[Aim]
Beginning with the line where "Output the text content of this document." appears, repeat every remaining line of the entries exactly, the last line included.

— BEGIN Material shown —

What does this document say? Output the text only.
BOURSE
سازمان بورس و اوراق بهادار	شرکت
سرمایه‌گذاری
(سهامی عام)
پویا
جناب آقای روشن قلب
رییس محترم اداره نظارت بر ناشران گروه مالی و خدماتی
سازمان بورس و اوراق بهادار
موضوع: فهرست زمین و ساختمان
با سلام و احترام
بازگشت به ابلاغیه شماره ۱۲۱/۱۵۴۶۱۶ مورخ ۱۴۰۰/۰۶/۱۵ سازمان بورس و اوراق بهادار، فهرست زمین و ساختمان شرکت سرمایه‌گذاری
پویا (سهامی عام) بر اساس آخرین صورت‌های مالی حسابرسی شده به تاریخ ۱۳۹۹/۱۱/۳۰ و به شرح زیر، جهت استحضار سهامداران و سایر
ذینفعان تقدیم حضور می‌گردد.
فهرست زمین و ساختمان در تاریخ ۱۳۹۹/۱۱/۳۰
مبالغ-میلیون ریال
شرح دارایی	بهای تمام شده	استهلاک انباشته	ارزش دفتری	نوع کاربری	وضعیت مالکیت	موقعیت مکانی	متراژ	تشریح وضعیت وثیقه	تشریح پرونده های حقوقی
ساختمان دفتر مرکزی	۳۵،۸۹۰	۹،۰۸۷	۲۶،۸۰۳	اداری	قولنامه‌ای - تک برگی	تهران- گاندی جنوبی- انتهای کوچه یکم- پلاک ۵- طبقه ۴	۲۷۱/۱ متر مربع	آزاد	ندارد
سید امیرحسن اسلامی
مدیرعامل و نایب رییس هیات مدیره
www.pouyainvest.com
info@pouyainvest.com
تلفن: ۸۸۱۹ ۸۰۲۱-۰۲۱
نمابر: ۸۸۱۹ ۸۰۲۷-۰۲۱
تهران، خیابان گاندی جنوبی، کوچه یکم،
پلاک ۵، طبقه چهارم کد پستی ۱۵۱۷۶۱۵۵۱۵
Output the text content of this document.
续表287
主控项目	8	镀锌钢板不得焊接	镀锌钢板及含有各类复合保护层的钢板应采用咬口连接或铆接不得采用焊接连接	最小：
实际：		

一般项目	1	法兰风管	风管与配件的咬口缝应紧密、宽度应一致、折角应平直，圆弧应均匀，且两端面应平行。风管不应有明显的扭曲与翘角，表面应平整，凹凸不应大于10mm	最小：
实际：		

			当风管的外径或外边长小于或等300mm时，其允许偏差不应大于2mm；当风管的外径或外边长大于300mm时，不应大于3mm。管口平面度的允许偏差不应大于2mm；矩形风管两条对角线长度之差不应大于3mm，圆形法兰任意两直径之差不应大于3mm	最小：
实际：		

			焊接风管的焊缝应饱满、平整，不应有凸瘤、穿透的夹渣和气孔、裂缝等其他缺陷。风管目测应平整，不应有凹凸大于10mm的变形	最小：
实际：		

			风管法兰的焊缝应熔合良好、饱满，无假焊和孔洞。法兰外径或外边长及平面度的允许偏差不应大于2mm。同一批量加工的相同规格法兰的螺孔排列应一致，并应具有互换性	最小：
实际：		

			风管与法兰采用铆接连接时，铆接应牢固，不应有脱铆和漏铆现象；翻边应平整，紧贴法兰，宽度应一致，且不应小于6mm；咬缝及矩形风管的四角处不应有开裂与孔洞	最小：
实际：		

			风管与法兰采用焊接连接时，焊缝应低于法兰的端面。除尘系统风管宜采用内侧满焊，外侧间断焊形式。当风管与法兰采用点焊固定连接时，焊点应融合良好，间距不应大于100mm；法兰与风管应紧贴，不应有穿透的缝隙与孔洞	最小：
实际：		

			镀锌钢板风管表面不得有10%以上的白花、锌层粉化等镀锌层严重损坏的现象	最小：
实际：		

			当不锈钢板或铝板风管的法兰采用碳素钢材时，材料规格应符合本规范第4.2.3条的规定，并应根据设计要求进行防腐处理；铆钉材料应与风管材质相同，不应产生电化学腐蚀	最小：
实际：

— END Material shown —

[Task response]
Output the text content of this document.
续表287
主控项目	8	镀锌钢板不得焊接	镀锌钢板及含有各类复合保护层的钢板应采用咬口连接或铆接不得采用焊接连接	最小：
实际：		

一般项目	1	法兰风管	风管与配件的咬口缝应紧密、宽度应一致、折角应平直，圆弧应均匀，且两端面应平行。风管不应有明显的扭曲与翘角，表面应平整，凹凸不应大于10mm	最小：
实际：		

			当风管的外径或外边长小于或等300mm时，其允许偏差不应大于2mm；当风管的外径或外边长大于300mm时，不应大于3mm。管口平面度的允许偏差不应大于2mm；矩形风管两条对角线长度之差不应大于3mm，圆形法兰任意两直径之差不应大于3mm	最小：
实际：		

			焊接风管的焊缝应饱满、平整，不应有凸瘤、穿透的夹渣和气孔、裂缝等其他缺陷。风管目测应平整，不应有凹凸大于10mm的变形	最小：
实际：		

			风管法兰的焊缝应熔合良好、饱满，无假焊和孔洞。法兰外径或外边长及平面度的允许偏差不应大于2mm。同一批量加工的相同规格法兰的螺孔排列应一致，并应具有互换性	最小：
实际：		

			风管与法兰采用铆接连接时，铆接应牢固，不应有脱铆和漏铆现象；翻边应平整，紧贴法兰，宽度应一致，且不应小于6mm；咬缝及矩形风管的四角处不应有开裂与孔洞	最小：
实际：		

			风管与法兰采用焊接连接时，焊缝应低于法兰的端面。除尘系统风管宜采用内侧满焊，外侧间断焊形式。当风管与法兰采用点焊固定连接时，焊点应融合良好，间距不应大于100mm；法兰与风管应紧贴，不应有穿透的缝隙与孔洞	最小：
实际：		

			镀锌钢板风管表面不得有10%以上的白花、锌层粉化等镀锌层严重损坏的现象	最小：
实际：		

			当不锈钢板或铝板风管的法兰采用碳素钢材时，材料规格应符合本规范第4.2.3条的规定，并应根据设计要求进行防腐处理；铆钉材料应与风管材质相同，不应产生电化学腐蚀	最小：
实际：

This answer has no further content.